■ **Records for this task**
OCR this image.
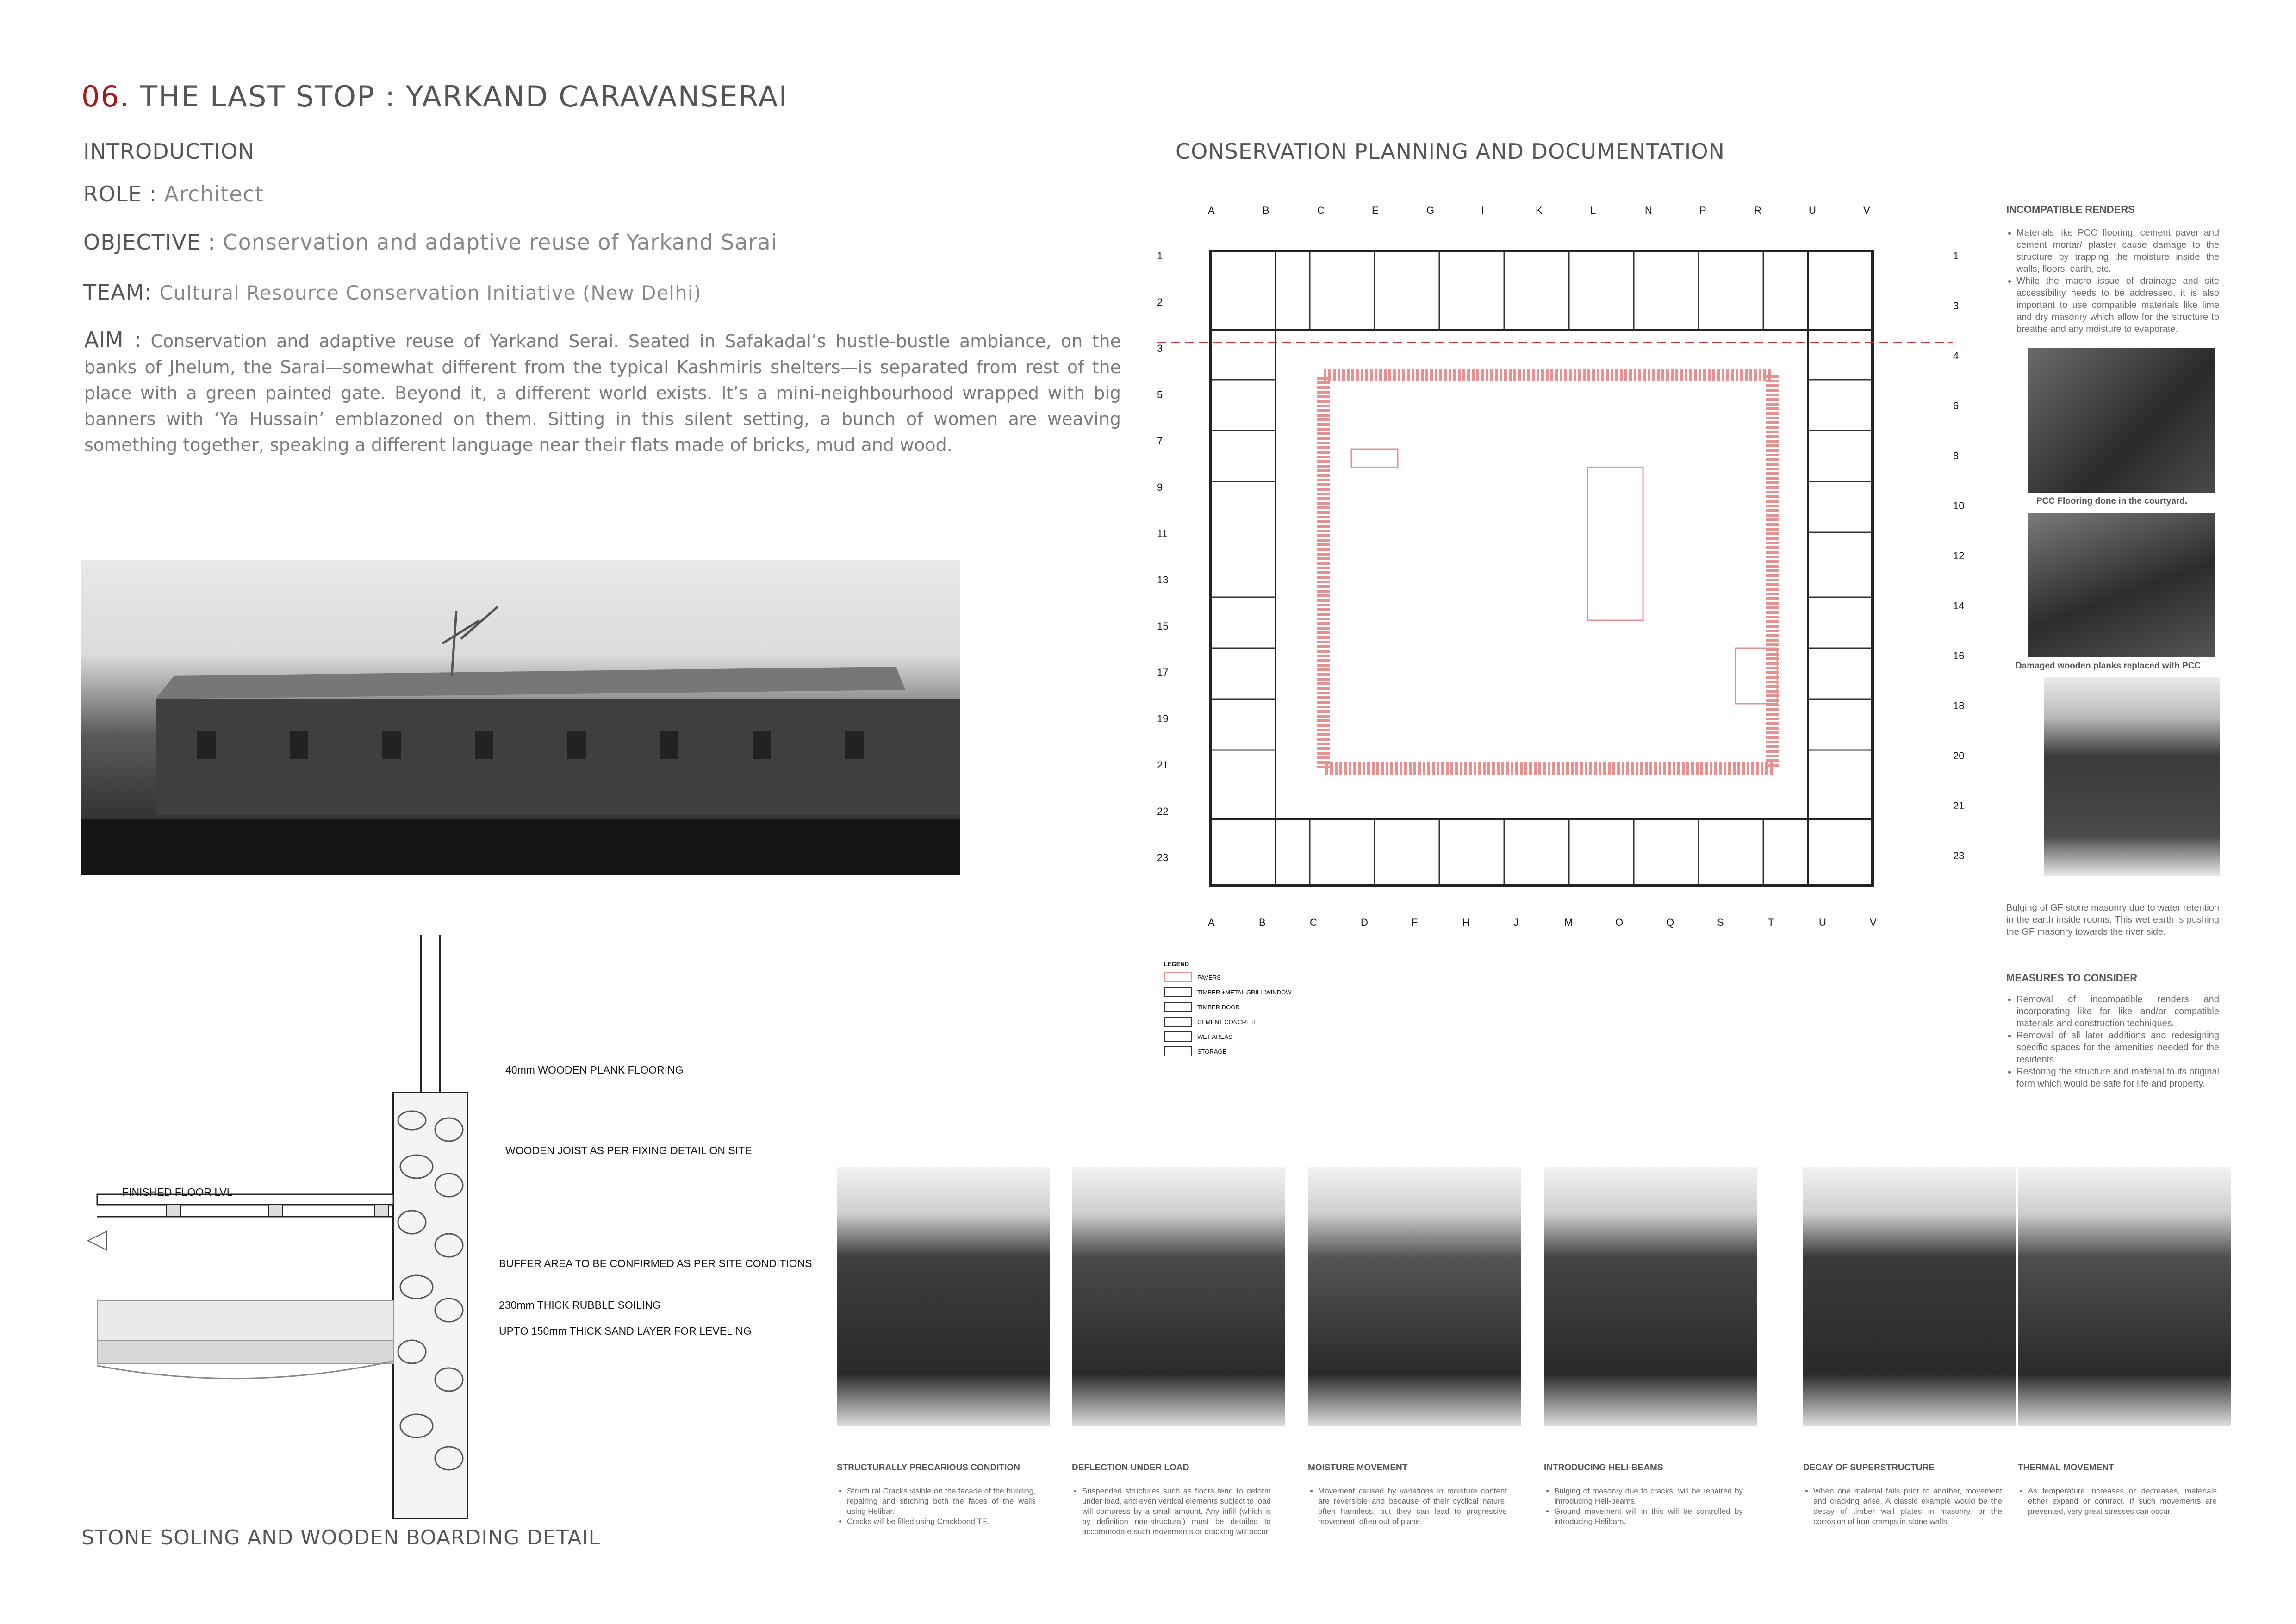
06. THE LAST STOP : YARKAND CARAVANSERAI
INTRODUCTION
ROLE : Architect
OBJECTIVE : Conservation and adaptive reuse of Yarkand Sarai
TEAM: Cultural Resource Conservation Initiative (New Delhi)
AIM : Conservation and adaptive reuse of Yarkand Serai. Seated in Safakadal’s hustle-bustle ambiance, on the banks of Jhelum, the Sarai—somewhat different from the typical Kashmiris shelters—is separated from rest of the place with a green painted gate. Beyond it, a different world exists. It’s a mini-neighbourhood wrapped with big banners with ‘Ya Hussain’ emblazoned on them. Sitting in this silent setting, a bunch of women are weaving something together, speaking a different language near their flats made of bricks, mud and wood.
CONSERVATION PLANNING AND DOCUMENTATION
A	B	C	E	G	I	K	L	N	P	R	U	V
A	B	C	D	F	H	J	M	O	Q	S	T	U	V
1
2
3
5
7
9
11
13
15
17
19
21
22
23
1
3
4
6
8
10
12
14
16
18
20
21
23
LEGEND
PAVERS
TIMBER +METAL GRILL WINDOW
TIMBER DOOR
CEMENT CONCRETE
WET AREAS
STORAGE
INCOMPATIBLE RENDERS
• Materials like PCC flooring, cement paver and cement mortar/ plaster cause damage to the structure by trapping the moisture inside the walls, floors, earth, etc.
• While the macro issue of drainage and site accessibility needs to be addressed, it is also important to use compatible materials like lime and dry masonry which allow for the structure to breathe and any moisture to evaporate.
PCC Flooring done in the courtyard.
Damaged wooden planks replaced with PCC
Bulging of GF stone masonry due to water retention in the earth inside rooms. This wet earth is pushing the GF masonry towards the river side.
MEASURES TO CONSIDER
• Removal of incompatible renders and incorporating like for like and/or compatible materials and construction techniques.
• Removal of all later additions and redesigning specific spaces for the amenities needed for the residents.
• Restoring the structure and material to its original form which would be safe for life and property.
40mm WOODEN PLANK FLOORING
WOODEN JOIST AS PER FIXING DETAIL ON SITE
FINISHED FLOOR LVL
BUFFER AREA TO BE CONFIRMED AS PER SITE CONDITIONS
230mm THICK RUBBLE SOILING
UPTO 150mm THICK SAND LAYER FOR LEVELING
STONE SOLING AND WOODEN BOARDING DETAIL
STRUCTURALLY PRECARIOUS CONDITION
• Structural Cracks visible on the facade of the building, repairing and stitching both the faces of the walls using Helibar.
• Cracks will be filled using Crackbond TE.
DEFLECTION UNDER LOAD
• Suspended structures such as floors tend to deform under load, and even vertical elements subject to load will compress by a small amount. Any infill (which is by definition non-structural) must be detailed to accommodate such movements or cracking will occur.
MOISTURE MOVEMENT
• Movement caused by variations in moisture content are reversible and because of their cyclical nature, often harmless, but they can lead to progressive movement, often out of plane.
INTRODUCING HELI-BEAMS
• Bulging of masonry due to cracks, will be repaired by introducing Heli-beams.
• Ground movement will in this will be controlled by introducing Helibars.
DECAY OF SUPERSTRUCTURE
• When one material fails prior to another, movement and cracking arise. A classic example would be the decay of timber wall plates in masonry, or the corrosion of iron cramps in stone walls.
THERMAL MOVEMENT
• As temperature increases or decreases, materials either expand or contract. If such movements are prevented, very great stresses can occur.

■ **Task goal**
Each entry must be retyped word for word, with every image omitted.

■ **Output below**
OCR this image.
06. THE LAST STOP : YARKAND CARAVANSERAI
INTRODUCTION
ROLE : Architect
OBJECTIVE : Conservation and adaptive reuse of Yarkand Sarai
TEAM: Cultural Resource Conservation Initiative (New Delhi)
AIM : Conservation and adaptive reuse of Yarkand Serai. Seated in Safakadal’s hustle-bustle ambiance, on the banks of Jhelum, the Sarai—somewhat different from the typical Kashmiris shelters—is separated from rest of the place with a green painted gate. Beyond it, a different world exists. It’s a mini-neighbourhood wrapped with big banners with ‘Ya Hussain’ emblazoned on them. Sitting in this silent setting, a bunch of women are weaving something together, speaking a different language near their flats made of bricks, mud and wood.
CONSERVATION PLANNING AND DOCUMENTATION
A	B	C	E	G	I	K	L	N	P	R	U	V
A	B	C	D	F	H	J	M	O	Q	S	T	U	V
1
2
3
5
7
9
11
13
15
17
19
21
22
23
1
3
4
6
8
10
12
14
16
18
20
21
23
LEGEND
PAVERS
TIMBER +METAL GRILL WINDOW
TIMBER DOOR
CEMENT CONCRETE
WET AREAS
STORAGE
INCOMPATIBLE RENDERS
• Materials like PCC flooring, cement paver and cement mortar/ plaster cause damage to the structure by trapping the moisture inside the walls, floors, earth, etc.
• While the macro issue of drainage and site accessibility needs to be addressed, it is also important to use compatible materials like lime and dry masonry which allow for the structure to breathe and any moisture to evaporate.
PCC Flooring done in the courtyard.
Damaged wooden planks replaced with PCC
Bulging of GF stone masonry due to water retention in the earth inside rooms. This wet earth is pushing the GF masonry towards the river side.
MEASURES TO CONSIDER
• Removal of incompatible renders and incorporating like for like and/or compatible materials and construction techniques.
• Removal of all later additions and redesigning specific spaces for the amenities needed for the residents.
• Restoring the structure and material to its original form which would be safe for life and property.
40mm WOODEN PLANK FLOORING
WOODEN JOIST AS PER FIXING DETAIL ON SITE
FINISHED FLOOR LVL
BUFFER AREA TO BE CONFIRMED AS PER SITE CONDITIONS
230mm THICK RUBBLE SOILING
UPTO 150mm THICK SAND LAYER FOR LEVELING
STONE SOLING AND WOODEN BOARDING DETAIL
STRUCTURALLY PRECARIOUS CONDITION
• Structural Cracks visible on the facade of the building, repairing and stitching both the faces of the walls using Helibar.
• Cracks will be filled using Crackbond TE.
DEFLECTION UNDER LOAD
• Suspended structures such as floors tend to deform under load, and even vertical elements subject to load will compress by a small amount. Any infill (which is by definition non-structural) must be detailed to accommodate such movements or cracking will occur.
MOISTURE MOVEMENT
• Movement caused by variations in moisture content are reversible and because of their cyclical nature, often harmless, but they can lead to progressive movement, often out of plane.
INTRODUCING HELI-BEAMS
• Bulging of masonry due to cracks, will be repaired by introducing Heli-beams.
• Ground movement will in this will be controlled by introducing Helibars.
DECAY OF SUPERSTRUCTURE
• When one material fails prior to another, movement and cracking arise. A classic example would be the decay of timber wall plates in masonry, or the corrosion of iron cramps in stone walls.
THERMAL MOVEMENT
• As temperature increases or decreases, materials either expand or contract. If such movements are prevented, very great stresses can occur.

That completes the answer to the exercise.